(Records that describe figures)
====

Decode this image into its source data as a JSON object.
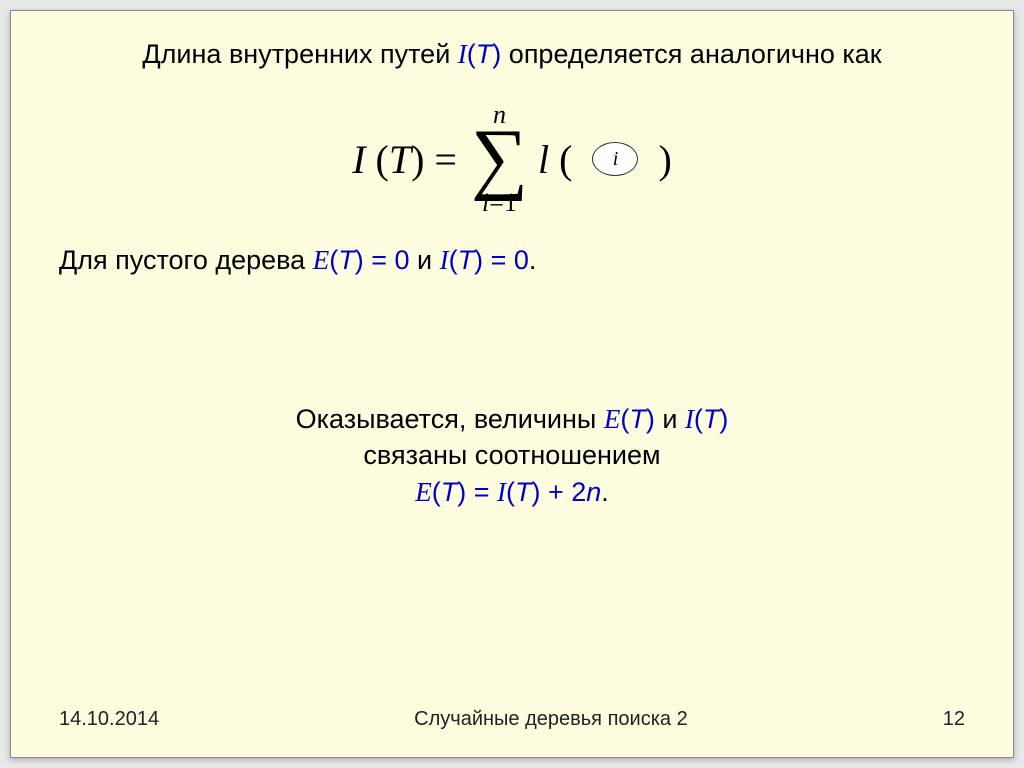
{
  "colors": {
    "slide_bg": "#fdfcdf",
    "text": "#000000",
    "accent": "#0000c8",
    "node_border": "#333333",
    "node_bg": "#ffffff"
  },
  "fonts": {
    "body": "Arial",
    "math": "Times New Roman",
    "body_size_pt": 27,
    "footer_size_pt": 20,
    "formula_size_pt": 40,
    "sigma_size_pt": 80
  },
  "line1": {
    "pre": "Длина внутренних путей ",
    "var": "I",
    "arg": "T",
    "post": " определяется аналогично как"
  },
  "formula": {
    "lhs_I": "I",
    "lhs_T": "T",
    "eq": "=",
    "sum_top": "n",
    "sum_sigma": "∑",
    "sum_bot_i": "i",
    "sum_bot_eq": "=1",
    "l": "l",
    "open": "(",
    "node_label": "i",
    "close": ")"
  },
  "line2": {
    "pre": "Для пустого дерева ",
    "E": "E",
    "T1": "T",
    "mid1": " = 0",
    "and": " и ",
    "I": "I",
    "T2": "T",
    "mid2": " = 0",
    "end": "."
  },
  "block2": {
    "l1_pre": "Оказывается, величины ",
    "l1_E": "E",
    "l1_T1": "T",
    "l1_and": " и ",
    "l1_I": "I",
    "l1_T2": "T",
    "l2": "связаны соотношением",
    "eq_E": "E",
    "eq_T1": "T",
    "eq_mid": " = ",
    "eq_I": "I",
    "eq_T2": "T",
    "eq_plus": " + 2",
    "eq_n": "n",
    "eq_end": "."
  },
  "footer": {
    "date": "14.10.2014",
    "title": "Случайные деревья поиска 2",
    "page": "12"
  }
}
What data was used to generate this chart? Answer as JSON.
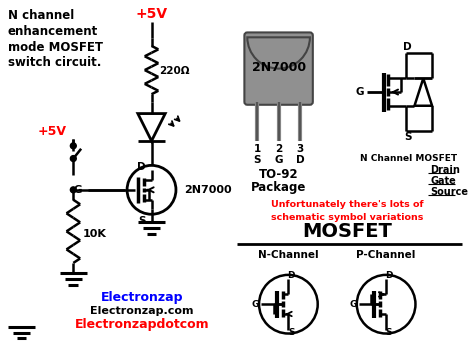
{
  "bg_color": "#ffffff",
  "title_lines": [
    "N channel",
    "enhancement",
    "mode MOSFET",
    "switch circuit."
  ],
  "red_color": "#ff0000",
  "blue_color": "#0000ff",
  "black_color": "#000000",
  "gray_color": "#888888",
  "brand1": "Electronzap",
  "brand2": "Electronzap.com",
  "brand3": "Electronzapdotcom",
  "mosfet_label": "2N7000",
  "resistor_label": "220Ω",
  "pulldown_label": "10K",
  "voltage1": "+5V",
  "voltage2": "+5V",
  "package_label": "2N7000",
  "package_type": "TO-92",
  "package_sub": "Package",
  "pin1_num": "1",
  "pin2_num": "2",
  "pin3_num": "3",
  "pin1_name": "S",
  "pin2_name": "G",
  "pin3_name": "D",
  "nchannel_label": "N Channel MOSFET",
  "drain_label": "Drain",
  "gate_label": "Gate",
  "source_label": "Source",
  "warning_line1": "Unfortunately there's lots of",
  "warning_line2": "schematic symbol variations",
  "mosfet_big": "MOSFET",
  "nchan": "N-Channel",
  "pchan": "P-Channel"
}
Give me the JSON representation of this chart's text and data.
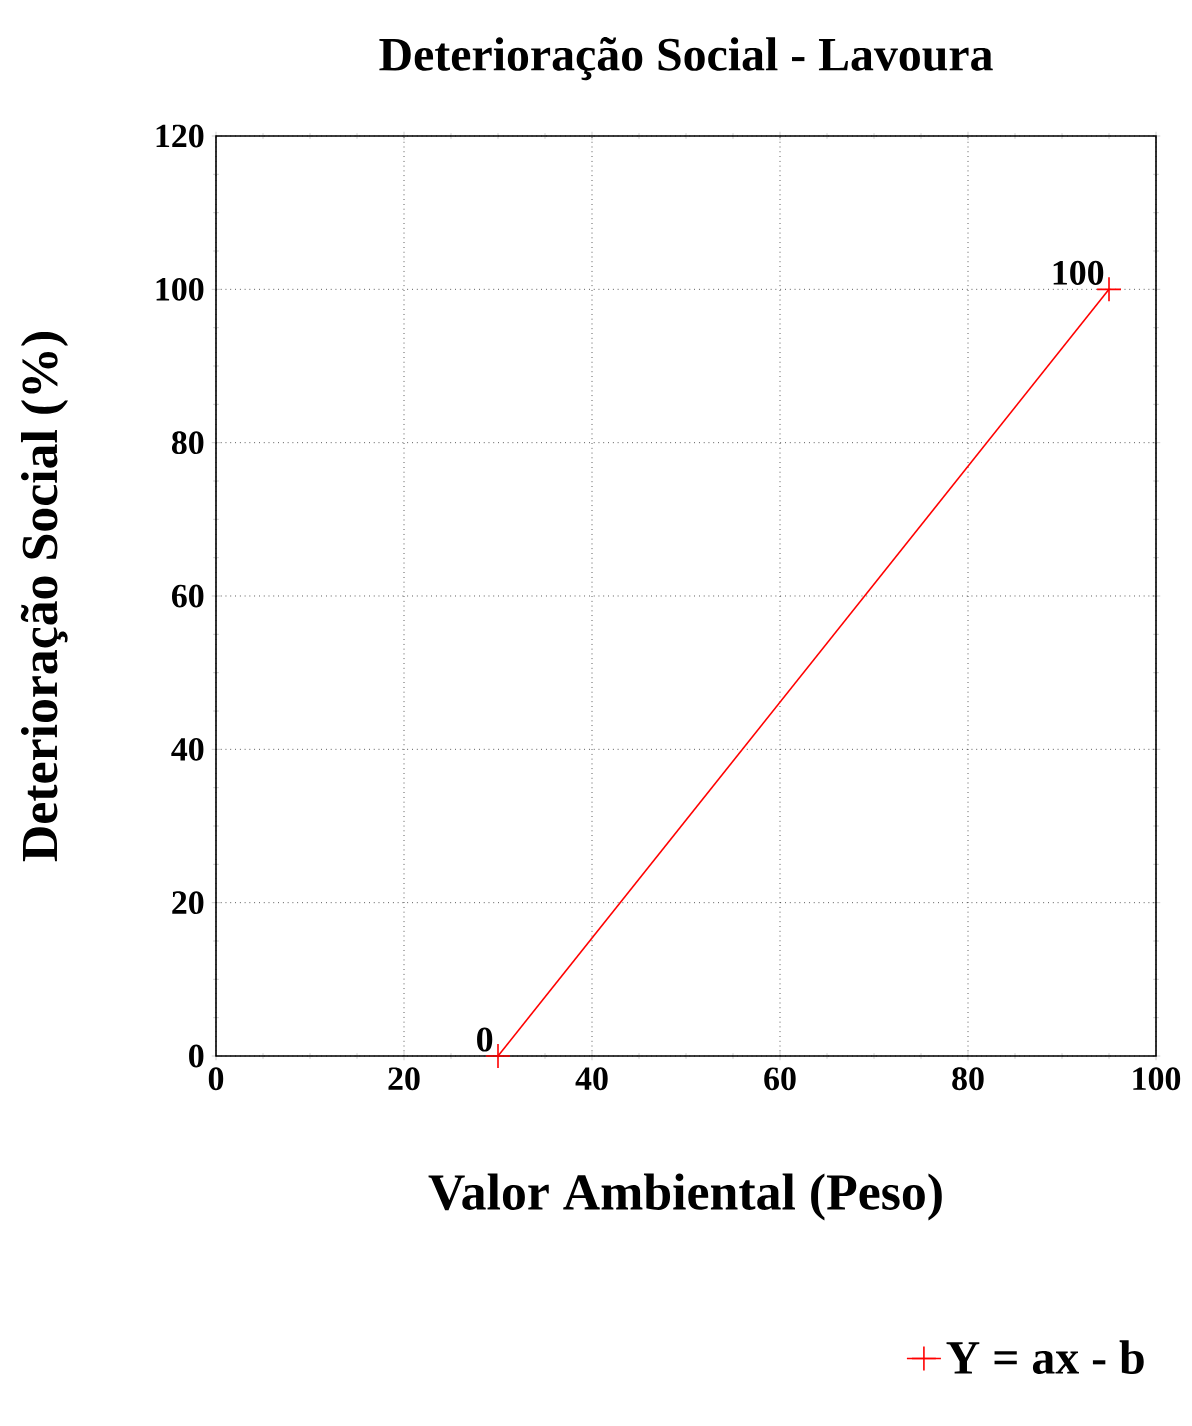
{
  "chart_data": {
    "type": "line",
    "title": "Deterioração Social - Lavoura",
    "xlabel": "Valor Ambiental (Peso)",
    "ylabel": "Deterioração Social (%)",
    "series": [
      {
        "name": "Y = ax - b",
        "color": "#ff0000",
        "x": [
          30,
          95
        ],
        "values": [
          0,
          100
        ],
        "value_labels": [
          "0",
          "100"
        ]
      }
    ],
    "xlim": [
      0,
      100
    ],
    "ylim": [
      0,
      120
    ],
    "xticks": [
      0,
      20,
      40,
      60,
      80,
      100
    ],
    "yticks": [
      0,
      20,
      40,
      60,
      80,
      100,
      120
    ],
    "grid": true,
    "legend": "bottom right",
    "marker": "cross",
    "line_style": "solid"
  }
}
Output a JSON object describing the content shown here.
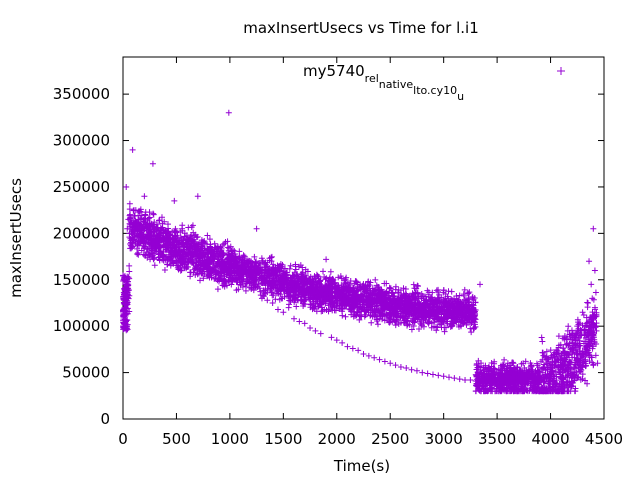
{
  "chart_data": {
    "type": "scatter",
    "title": "maxInsertUsecs vs Time for l.i1",
    "xlabel": "Time(s)",
    "ylabel": "maxInsertUsecs",
    "xlim": [
      0,
      4500
    ],
    "ylim": [
      0,
      390000
    ],
    "x_ticks": [
      0,
      500,
      1000,
      1500,
      2000,
      2500,
      3000,
      3500,
      4000,
      4500
    ],
    "y_ticks": [
      0,
      50000,
      100000,
      150000,
      200000,
      250000,
      300000,
      350000
    ],
    "grid": false,
    "legend_position": "top-right",
    "marker": "+",
    "color": "#9400d3",
    "series": [
      {
        "name": "my5740_rel_native_lto.cy10_u",
        "name_parts": [
          {
            "text": "my5740",
            "sub": false
          },
          {
            "text": "rel",
            "sub": true
          },
          {
            "text": "native",
            "sub": true
          },
          {
            "text": "lto.cy10",
            "sub": true
          },
          {
            "text": "u",
            "sub": true
          }
        ],
        "points": [
          [
            0,
            100000
          ],
          [
            5,
            112000
          ],
          [
            8,
            125000
          ],
          [
            12,
            140000
          ],
          [
            15,
            150000
          ],
          [
            18,
            135000
          ],
          [
            22,
            145000
          ],
          [
            25,
            120000
          ],
          [
            28,
            105000
          ],
          [
            30,
            250000
          ],
          [
            40,
            205000
          ],
          [
            50,
            215000
          ],
          [
            60,
            200000
          ],
          [
            75,
            190000
          ],
          [
            90,
            290000
          ],
          [
            100,
            210000
          ],
          [
            120,
            225000
          ],
          [
            150,
            215000
          ],
          [
            180,
            195000
          ],
          [
            200,
            240000
          ],
          [
            230,
            210000
          ],
          [
            260,
            190000
          ],
          [
            280,
            275000
          ],
          [
            300,
            205000
          ],
          [
            340,
            185000
          ],
          [
            380,
            195000
          ],
          [
            400,
            200000
          ],
          [
            450,
            182000
          ],
          [
            480,
            235000
          ],
          [
            500,
            188000
          ],
          [
            550,
            175000
          ],
          [
            600,
            178000
          ],
          [
            650,
            172000
          ],
          [
            700,
            240000
          ],
          [
            750,
            165000
          ],
          [
            800,
            180000
          ],
          [
            850,
            160000
          ],
          [
            900,
            155000
          ],
          [
            950,
            150000
          ],
          [
            990,
            330000
          ],
          [
            1000,
            148000
          ],
          [
            1050,
            160000
          ],
          [
            1100,
            145000
          ],
          [
            1150,
            138000
          ],
          [
            1200,
            140000
          ],
          [
            1250,
            205000
          ],
          [
            1300,
            130000
          ],
          [
            1350,
            128000
          ],
          [
            1400,
            125000
          ],
          [
            1450,
            118000
          ],
          [
            1500,
            115000
          ],
          [
            1550,
            120000
          ],
          [
            1600,
            108000
          ],
          [
            1650,
            105000
          ],
          [
            1700,
            103000
          ],
          [
            1750,
            98000
          ],
          [
            1800,
            95000
          ],
          [
            1850,
            92000
          ],
          [
            1900,
            172000
          ],
          [
            1950,
            88000
          ],
          [
            2000,
            85000
          ],
          [
            2050,
            82000
          ],
          [
            2100,
            78000
          ],
          [
            2150,
            76000
          ],
          [
            2200,
            74000
          ],
          [
            2250,
            70000
          ],
          [
            2300,
            68000
          ],
          [
            2350,
            66000
          ],
          [
            2400,
            64000
          ],
          [
            2450,
            62000
          ],
          [
            2500,
            60000
          ],
          [
            2550,
            58000
          ],
          [
            2600,
            56000
          ],
          [
            2650,
            55000
          ],
          [
            2700,
            53000
          ],
          [
            2750,
            52000
          ],
          [
            2800,
            50000
          ],
          [
            2850,
            49000
          ],
          [
            2900,
            48000
          ],
          [
            2950,
            47000
          ],
          [
            3000,
            46000
          ],
          [
            3050,
            45000
          ],
          [
            3100,
            44000
          ],
          [
            3150,
            43000
          ],
          [
            3200,
            42000
          ],
          [
            3250,
            42000
          ],
          [
            3300,
            41000
          ],
          [
            3340,
            145000
          ],
          [
            3400,
            41000
          ],
          [
            3450,
            40000
          ],
          [
            3500,
            40000
          ],
          [
            3550,
            40000
          ],
          [
            3600,
            41000
          ],
          [
            3650,
            40000
          ],
          [
            3700,
            42000
          ],
          [
            3750,
            41000
          ],
          [
            3800,
            43000
          ],
          [
            3850,
            44000
          ],
          [
            3900,
            46000
          ],
          [
            3950,
            48000
          ],
          [
            4000,
            55000
          ],
          [
            4050,
            62000
          ],
          [
            4100,
            70000
          ],
          [
            4150,
            80000
          ],
          [
            4200,
            90000
          ],
          [
            4250,
            100000
          ],
          [
            4300,
            115000
          ],
          [
            4350,
            125000
          ],
          [
            4380,
            145000
          ],
          [
            4400,
            205000
          ],
          [
            4420,
            110000
          ],
          [
            4430,
            95000
          ],
          [
            4440,
            60000
          ],
          [
            4415,
            160000
          ],
          [
            4390,
            130000
          ],
          [
            4360,
            170000
          ],
          [
            4330,
            90000
          ],
          [
            4300,
            60000
          ],
          [
            4250,
            45000
          ],
          [
            4200,
            40000
          ]
        ],
        "cloud": [
          {
            "x0": 40,
            "x1": 4430,
            "count": 5000
          }
        ]
      }
    ]
  }
}
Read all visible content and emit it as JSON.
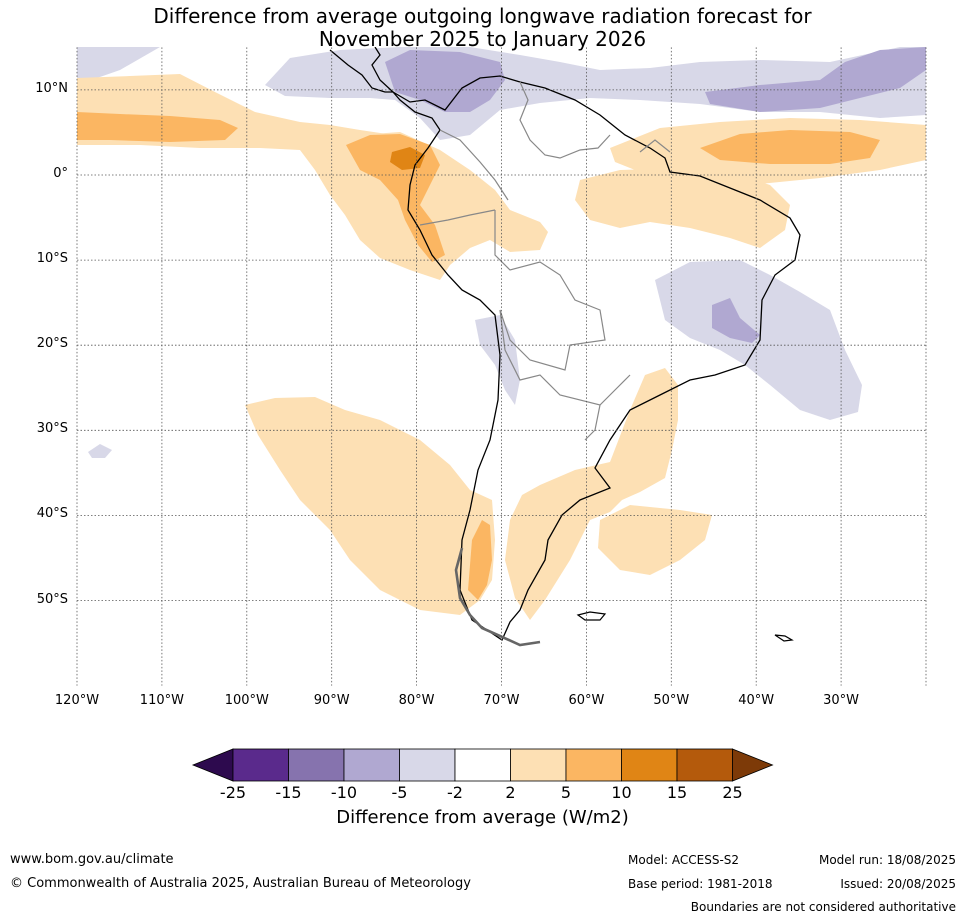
{
  "title": {
    "line1": "Difference from average outgoing longwave radiation forecast for",
    "line2": "November 2025 to January 2026"
  },
  "map": {
    "lat_labels": [
      "10°N",
      "0°",
      "10°S",
      "20°S",
      "30°S",
      "40°S",
      "50°S"
    ],
    "lon_labels": [
      "120°W",
      "110°W",
      "100°W",
      "90°W",
      "80°W",
      "70°W",
      "60°W",
      "50°W",
      "40°W",
      "30°W"
    ],
    "extent": {
      "lon_min": -120,
      "lon_max": -20,
      "lat_min": -60,
      "lat_max": 15
    },
    "grid": true
  },
  "colorbar": {
    "ticks": [
      "-25",
      "-15",
      "-10",
      "-5",
      "-2",
      "2",
      "5",
      "10",
      "15",
      "25"
    ],
    "colors": [
      "#2d0a4e",
      "#5a2a8c",
      "#8673ae",
      "#b0a8d1",
      "#d8d8e8",
      "#ffffff",
      "#fde0b4",
      "#fbb662",
      "#e08515",
      "#b45a0c",
      "#7d3a08"
    ],
    "label": "Difference from average (W/m2)"
  },
  "footer": {
    "website": "www.bom.gov.au/climate",
    "copyright": "© Commonwealth of Australia 2025, Australian Bureau of Meteorology",
    "model": "Model: ACCESS-S2",
    "base_period": "Base period: 1981-2018",
    "model_run": "Model run: 18/08/2025",
    "issued": "Issued: 20/08/2025",
    "disclaimer": "Boundaries are not considered authoritative"
  }
}
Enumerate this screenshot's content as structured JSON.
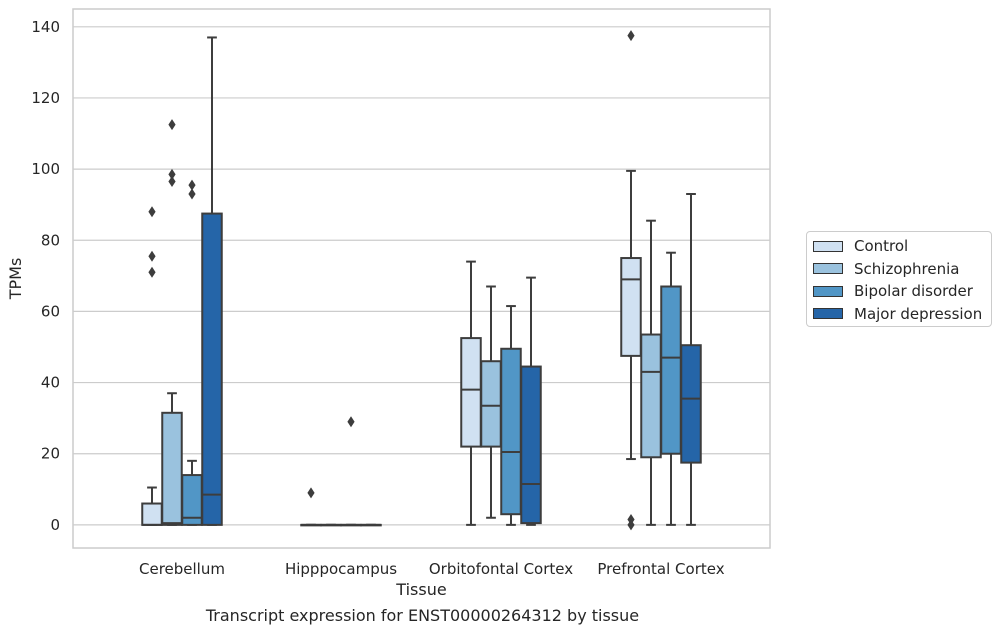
{
  "chart_data": {
    "type": "boxplot",
    "caption": "Transcript expression for ENST00000264312 by tissue",
    "xlabel": "Tissue",
    "ylabel": "TPMs",
    "ylim": [
      -6.5,
      145
    ],
    "yticks": [
      0,
      20,
      40,
      60,
      80,
      100,
      120,
      140
    ],
    "grid": true,
    "legend_position": "right",
    "categories": [
      "Cerebellum",
      "Hipppocampus",
      "Orbitofontal Cortex",
      "Prefrontal Cortex"
    ],
    "series": [
      {
        "name": "Control",
        "color": "#d0e1f2",
        "boxes": [
          {
            "category": "Cerebellum",
            "min": 0,
            "q1": 0,
            "median": 0,
            "q3": 6,
            "max": 10.5,
            "outliers": [
              71,
              75.5,
              88
            ]
          },
          {
            "category": "Hipppocampus",
            "min": 0,
            "q1": 0,
            "median": 0,
            "q3": 0,
            "max": 0,
            "outliers": [
              9
            ]
          },
          {
            "category": "Orbitofontal Cortex",
            "min": 0,
            "q1": 22,
            "median": 38,
            "q3": 52.5,
            "max": 74,
            "outliers": []
          },
          {
            "category": "Prefrontal Cortex",
            "min": 18.5,
            "q1": 47.5,
            "median": 69,
            "q3": 75,
            "max": 99.5,
            "outliers": [
              0,
              1.5,
              137.5
            ]
          }
        ]
      },
      {
        "name": "Schizophrenia",
        "color": "#9ac2de",
        "boxes": [
          {
            "category": "Cerebellum",
            "min": 0,
            "q1": 0,
            "median": 0.5,
            "q3": 31.5,
            "max": 37,
            "outliers": [
              96.5,
              98.5,
              112.5
            ]
          },
          {
            "category": "Hipppocampus",
            "min": 0,
            "q1": 0,
            "median": 0,
            "q3": 0,
            "max": 0,
            "outliers": []
          },
          {
            "category": "Orbitofontal Cortex",
            "min": 2,
            "q1": 22,
            "median": 33.5,
            "q3": 46,
            "max": 67,
            "outliers": []
          },
          {
            "category": "Prefrontal Cortex",
            "min": 0,
            "q1": 19,
            "median": 43,
            "q3": 53.5,
            "max": 85.5,
            "outliers": []
          }
        ]
      },
      {
        "name": "Bipolar disorder",
        "color": "#5196c6",
        "boxes": [
          {
            "category": "Cerebellum",
            "min": 0,
            "q1": 0,
            "median": 2,
            "q3": 14,
            "max": 18,
            "outliers": [
              93,
              95.5
            ]
          },
          {
            "category": "Hipppocampus",
            "min": 0,
            "q1": 0,
            "median": 0,
            "q3": 0,
            "max": 0,
            "outliers": [
              29
            ]
          },
          {
            "category": "Orbitofontal Cortex",
            "min": 0,
            "q1": 3,
            "median": 20.5,
            "q3": 49.5,
            "max": 61.5,
            "outliers": []
          },
          {
            "category": "Prefrontal Cortex",
            "min": 0,
            "q1": 20,
            "median": 47,
            "q3": 67,
            "max": 76.5,
            "outliers": []
          }
        ]
      },
      {
        "name": "Major depression",
        "color": "#2565a8",
        "boxes": [
          {
            "category": "Cerebellum",
            "min": 0,
            "q1": 0,
            "median": 8.5,
            "q3": 87.5,
            "max": 137,
            "outliers": []
          },
          {
            "category": "Hipppocampus",
            "min": 0,
            "q1": 0,
            "median": 0,
            "q3": 0,
            "max": 0,
            "outliers": []
          },
          {
            "category": "Orbitofontal Cortex",
            "min": 0,
            "q1": 0.5,
            "median": 11.5,
            "q3": 44.5,
            "max": 69.5,
            "outliers": []
          },
          {
            "category": "Prefrontal Cortex",
            "min": 0,
            "q1": 17.5,
            "median": 35.5,
            "q3": 50.5,
            "max": 93,
            "outliers": []
          }
        ]
      }
    ]
  }
}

====

Show all lines above holding "from".

Written response:
    "line1": "Difference from average outgoing longwave radiation forecast for",
    "label": "Difference from average (W/m2)"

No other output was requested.